Records provided:
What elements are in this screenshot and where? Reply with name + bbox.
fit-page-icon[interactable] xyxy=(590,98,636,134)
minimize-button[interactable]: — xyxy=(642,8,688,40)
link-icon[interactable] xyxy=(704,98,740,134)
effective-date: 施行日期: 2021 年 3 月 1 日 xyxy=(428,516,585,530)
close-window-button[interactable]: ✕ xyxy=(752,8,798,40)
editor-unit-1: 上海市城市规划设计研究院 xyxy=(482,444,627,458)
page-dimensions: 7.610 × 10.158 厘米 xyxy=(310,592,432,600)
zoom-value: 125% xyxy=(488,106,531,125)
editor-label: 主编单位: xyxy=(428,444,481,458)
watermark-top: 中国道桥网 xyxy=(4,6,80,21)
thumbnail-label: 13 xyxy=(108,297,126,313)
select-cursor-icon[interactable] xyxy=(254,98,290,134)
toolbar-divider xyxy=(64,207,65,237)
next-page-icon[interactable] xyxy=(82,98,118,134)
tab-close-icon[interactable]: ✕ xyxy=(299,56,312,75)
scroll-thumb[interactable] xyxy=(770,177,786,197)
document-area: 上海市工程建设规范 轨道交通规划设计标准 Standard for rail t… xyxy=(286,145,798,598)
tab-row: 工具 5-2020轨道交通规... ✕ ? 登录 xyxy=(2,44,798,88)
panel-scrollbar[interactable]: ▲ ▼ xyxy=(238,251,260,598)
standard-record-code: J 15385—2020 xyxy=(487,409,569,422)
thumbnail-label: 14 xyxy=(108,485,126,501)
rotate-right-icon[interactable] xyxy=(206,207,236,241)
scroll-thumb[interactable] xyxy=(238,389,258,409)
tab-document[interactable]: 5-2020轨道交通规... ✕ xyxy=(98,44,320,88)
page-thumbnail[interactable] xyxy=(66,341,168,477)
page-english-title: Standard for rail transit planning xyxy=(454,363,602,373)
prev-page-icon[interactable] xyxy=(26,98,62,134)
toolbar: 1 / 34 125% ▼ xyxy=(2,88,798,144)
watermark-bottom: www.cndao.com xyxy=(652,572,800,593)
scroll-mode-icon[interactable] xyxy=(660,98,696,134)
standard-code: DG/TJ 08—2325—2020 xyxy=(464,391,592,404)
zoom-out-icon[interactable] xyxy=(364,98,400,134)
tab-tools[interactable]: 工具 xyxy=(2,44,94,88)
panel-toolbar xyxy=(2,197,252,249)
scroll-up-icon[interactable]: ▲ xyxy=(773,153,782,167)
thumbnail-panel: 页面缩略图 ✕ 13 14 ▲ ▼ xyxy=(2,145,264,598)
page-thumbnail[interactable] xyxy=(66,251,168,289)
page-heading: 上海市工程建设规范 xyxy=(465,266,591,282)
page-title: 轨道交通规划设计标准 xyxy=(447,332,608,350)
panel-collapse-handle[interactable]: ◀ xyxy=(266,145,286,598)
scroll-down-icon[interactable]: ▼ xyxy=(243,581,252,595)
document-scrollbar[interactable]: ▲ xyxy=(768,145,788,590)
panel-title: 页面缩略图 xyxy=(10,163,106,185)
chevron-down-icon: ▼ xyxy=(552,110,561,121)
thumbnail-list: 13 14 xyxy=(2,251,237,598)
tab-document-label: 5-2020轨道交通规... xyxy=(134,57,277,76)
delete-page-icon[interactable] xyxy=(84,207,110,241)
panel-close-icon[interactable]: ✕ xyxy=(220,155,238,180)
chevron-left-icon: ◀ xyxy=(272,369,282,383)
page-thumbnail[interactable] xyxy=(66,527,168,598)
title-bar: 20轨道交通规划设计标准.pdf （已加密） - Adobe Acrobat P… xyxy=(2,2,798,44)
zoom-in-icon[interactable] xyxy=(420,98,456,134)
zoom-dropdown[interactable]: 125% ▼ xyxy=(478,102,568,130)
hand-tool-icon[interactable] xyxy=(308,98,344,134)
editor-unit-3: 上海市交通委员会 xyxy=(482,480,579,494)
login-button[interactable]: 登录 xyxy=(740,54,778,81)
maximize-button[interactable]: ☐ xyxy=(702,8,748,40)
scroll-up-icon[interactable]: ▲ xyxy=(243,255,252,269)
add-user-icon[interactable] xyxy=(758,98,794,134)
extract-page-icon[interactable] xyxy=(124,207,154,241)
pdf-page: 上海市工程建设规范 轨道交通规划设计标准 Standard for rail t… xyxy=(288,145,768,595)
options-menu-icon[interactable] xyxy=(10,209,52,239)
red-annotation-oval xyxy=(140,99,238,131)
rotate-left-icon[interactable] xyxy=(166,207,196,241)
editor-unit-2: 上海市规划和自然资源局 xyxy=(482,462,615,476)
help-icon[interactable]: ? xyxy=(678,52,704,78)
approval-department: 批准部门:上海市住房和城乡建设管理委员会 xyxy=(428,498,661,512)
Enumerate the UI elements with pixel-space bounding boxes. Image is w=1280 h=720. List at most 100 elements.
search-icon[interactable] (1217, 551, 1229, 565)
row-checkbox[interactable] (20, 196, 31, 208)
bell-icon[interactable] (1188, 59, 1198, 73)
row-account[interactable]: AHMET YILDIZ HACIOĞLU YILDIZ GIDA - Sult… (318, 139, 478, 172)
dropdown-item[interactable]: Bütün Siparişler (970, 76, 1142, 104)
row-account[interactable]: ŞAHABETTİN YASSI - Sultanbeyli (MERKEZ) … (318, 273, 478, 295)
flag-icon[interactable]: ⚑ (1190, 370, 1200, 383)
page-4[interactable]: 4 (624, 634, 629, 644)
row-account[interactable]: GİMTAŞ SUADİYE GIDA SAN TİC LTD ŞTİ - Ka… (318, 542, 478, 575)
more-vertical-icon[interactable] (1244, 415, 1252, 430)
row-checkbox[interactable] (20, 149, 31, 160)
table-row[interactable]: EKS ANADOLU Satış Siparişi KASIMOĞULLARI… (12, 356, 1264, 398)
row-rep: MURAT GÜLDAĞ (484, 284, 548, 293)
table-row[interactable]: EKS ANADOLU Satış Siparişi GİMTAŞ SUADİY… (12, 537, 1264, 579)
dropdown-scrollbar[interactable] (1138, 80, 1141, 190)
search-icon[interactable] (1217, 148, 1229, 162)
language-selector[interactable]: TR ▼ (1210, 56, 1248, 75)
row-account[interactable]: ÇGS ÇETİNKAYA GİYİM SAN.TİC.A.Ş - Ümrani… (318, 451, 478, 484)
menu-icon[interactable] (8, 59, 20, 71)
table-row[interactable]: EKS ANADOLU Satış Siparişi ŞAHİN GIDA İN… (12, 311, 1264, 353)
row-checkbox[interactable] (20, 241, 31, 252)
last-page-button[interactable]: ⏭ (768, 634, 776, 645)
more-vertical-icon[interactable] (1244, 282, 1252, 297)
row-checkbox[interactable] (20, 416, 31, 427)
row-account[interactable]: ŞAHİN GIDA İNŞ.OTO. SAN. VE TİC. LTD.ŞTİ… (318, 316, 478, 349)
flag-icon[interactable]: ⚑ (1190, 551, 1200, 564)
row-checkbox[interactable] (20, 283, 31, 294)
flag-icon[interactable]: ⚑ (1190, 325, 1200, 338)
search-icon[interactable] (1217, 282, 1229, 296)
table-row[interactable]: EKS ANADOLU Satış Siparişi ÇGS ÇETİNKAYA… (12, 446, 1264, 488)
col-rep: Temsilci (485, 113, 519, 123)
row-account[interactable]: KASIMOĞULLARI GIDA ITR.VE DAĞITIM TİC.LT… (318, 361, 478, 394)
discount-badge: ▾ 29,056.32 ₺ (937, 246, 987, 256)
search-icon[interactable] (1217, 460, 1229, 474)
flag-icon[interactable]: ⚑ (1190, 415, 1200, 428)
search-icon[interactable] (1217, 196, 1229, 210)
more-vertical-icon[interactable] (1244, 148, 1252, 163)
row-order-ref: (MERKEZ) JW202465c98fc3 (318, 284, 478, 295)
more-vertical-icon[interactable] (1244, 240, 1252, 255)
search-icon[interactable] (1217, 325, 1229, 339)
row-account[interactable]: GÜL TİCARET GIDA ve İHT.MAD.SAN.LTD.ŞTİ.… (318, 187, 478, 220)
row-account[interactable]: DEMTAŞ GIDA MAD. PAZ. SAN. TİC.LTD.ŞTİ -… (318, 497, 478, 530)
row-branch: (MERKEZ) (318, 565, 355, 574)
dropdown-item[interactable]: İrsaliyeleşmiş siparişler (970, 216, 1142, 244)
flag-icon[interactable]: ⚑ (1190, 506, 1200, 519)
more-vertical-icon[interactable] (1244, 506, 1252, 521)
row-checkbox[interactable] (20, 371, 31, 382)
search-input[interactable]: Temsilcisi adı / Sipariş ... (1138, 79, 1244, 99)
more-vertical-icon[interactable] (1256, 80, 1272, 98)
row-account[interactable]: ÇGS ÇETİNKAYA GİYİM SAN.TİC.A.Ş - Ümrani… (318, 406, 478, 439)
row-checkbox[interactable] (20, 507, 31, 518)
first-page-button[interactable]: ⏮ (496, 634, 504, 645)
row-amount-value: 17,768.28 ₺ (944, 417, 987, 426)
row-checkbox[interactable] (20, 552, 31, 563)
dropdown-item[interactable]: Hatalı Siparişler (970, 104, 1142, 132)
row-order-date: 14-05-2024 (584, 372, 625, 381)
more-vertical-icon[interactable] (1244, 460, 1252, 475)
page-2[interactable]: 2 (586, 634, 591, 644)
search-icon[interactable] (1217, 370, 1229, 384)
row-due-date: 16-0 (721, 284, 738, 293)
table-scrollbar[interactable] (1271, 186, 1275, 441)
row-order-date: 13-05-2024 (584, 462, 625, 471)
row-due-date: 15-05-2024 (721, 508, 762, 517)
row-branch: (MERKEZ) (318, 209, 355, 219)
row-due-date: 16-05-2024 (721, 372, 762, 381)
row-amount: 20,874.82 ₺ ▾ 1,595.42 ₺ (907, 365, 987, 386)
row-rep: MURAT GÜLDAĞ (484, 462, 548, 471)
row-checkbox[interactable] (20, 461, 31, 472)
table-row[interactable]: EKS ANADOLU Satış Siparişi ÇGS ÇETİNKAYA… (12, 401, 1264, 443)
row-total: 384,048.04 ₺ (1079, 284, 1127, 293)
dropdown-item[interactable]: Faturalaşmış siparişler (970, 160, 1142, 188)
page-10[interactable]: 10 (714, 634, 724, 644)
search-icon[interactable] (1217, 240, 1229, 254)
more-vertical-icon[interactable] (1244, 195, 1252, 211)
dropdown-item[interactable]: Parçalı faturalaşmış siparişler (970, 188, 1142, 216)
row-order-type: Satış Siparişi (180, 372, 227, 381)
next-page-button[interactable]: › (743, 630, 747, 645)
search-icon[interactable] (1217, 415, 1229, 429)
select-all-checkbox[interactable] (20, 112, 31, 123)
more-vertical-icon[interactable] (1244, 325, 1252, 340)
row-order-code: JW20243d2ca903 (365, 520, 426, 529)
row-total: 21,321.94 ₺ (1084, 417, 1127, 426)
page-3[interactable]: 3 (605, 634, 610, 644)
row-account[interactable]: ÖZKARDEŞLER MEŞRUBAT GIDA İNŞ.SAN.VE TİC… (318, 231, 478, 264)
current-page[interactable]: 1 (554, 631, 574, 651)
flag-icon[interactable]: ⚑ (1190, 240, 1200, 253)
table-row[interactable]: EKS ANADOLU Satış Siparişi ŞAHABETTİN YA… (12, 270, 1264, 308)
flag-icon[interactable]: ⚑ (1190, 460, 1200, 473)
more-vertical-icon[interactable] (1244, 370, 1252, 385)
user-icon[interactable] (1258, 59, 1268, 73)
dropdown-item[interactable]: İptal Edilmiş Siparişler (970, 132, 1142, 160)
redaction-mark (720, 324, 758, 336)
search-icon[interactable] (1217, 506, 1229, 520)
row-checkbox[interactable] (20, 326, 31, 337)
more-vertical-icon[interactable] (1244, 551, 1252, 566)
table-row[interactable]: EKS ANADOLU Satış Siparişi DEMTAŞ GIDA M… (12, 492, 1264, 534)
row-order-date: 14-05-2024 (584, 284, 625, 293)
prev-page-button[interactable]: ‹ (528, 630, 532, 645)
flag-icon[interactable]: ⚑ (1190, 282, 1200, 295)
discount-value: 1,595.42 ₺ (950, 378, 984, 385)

Written exercise: Rename "panel-scrollbar" to "sidebar-scrollbar" in the data, starting at its first line and going on through the line with "scroll-down-icon[interactable]: ▼ xyxy=(243,581,252,595)". Write those lines out again with nothing else changed.

Solution to this task:
What elements are in this screenshot and where? Reply with name + bbox.
fit-page-icon[interactable] xyxy=(590,98,636,134)
minimize-button[interactable]: — xyxy=(642,8,688,40)
link-icon[interactable] xyxy=(704,98,740,134)
effective-date: 施行日期: 2021 年 3 月 1 日 xyxy=(428,516,585,530)
close-window-button[interactable]: ✕ xyxy=(752,8,798,40)
editor-unit-1: 上海市城市规划设计研究院 xyxy=(482,444,627,458)
page-dimensions: 7.610 × 10.158 厘米 xyxy=(310,592,432,600)
zoom-value: 125% xyxy=(488,106,531,125)
editor-label: 主编单位: xyxy=(428,444,481,458)
watermark-top: 中国道桥网 xyxy=(4,6,80,21)
thumbnail-label: 13 xyxy=(108,297,126,313)
select-cursor-icon[interactable] xyxy=(254,98,290,134)
toolbar-divider xyxy=(64,207,65,237)
next-page-icon[interactable] xyxy=(82,98,118,134)
tab-close-icon[interactable]: ✕ xyxy=(299,56,312,75)
scroll-thumb[interactable] xyxy=(770,177,786,197)
document-area: 上海市工程建设规范 轨道交通规划设计标准 Standard for rail t… xyxy=(286,145,798,598)
tab-row: 工具 5-2020轨道交通规... ✕ ? 登录 xyxy=(2,44,798,88)
sidebar-scrollbar[interactable]: ▲ ▼ xyxy=(238,251,260,598)
standard-record-code: J 15385—2020 xyxy=(487,409,569,422)
thumbnail-label: 14 xyxy=(108,485,126,501)
rotate-right-icon[interactable] xyxy=(206,207,236,241)
scroll-thumb[interactable] xyxy=(238,389,258,409)
tab-document[interactable]: 5-2020轨道交通规... ✕ xyxy=(98,44,320,88)
page-thumbnail[interactable] xyxy=(66,341,168,477)
page-english-title: Standard for rail transit planning xyxy=(454,363,602,373)
prev-page-icon[interactable] xyxy=(26,98,62,134)
toolbar: 1 / 34 125% ▼ xyxy=(2,88,798,144)
watermark-bottom: www.cndao.com xyxy=(652,572,800,593)
scroll-mode-icon[interactable] xyxy=(660,98,696,134)
standard-code: DG/TJ 08—2325—2020 xyxy=(464,391,592,404)
zoom-out-icon[interactable] xyxy=(364,98,400,134)
tab-tools[interactable]: 工具 xyxy=(2,44,94,88)
panel-toolbar xyxy=(2,197,252,249)
scroll-up-icon[interactable]: ▲ xyxy=(773,153,782,167)
thumbnail-panel: 页面缩略图 ✕ 13 14 ▲ ▼ xyxy=(2,145,264,598)
page-thumbnail[interactable] xyxy=(66,251,168,289)
page-heading: 上海市工程建设规范 xyxy=(465,266,591,282)
page-title: 轨道交通规划设计标准 xyxy=(447,332,608,350)
panel-collapse-handle[interactable]: ◀ xyxy=(266,145,286,598)
scroll-down-icon[interactable]: ▼ xyxy=(243,581,252,595)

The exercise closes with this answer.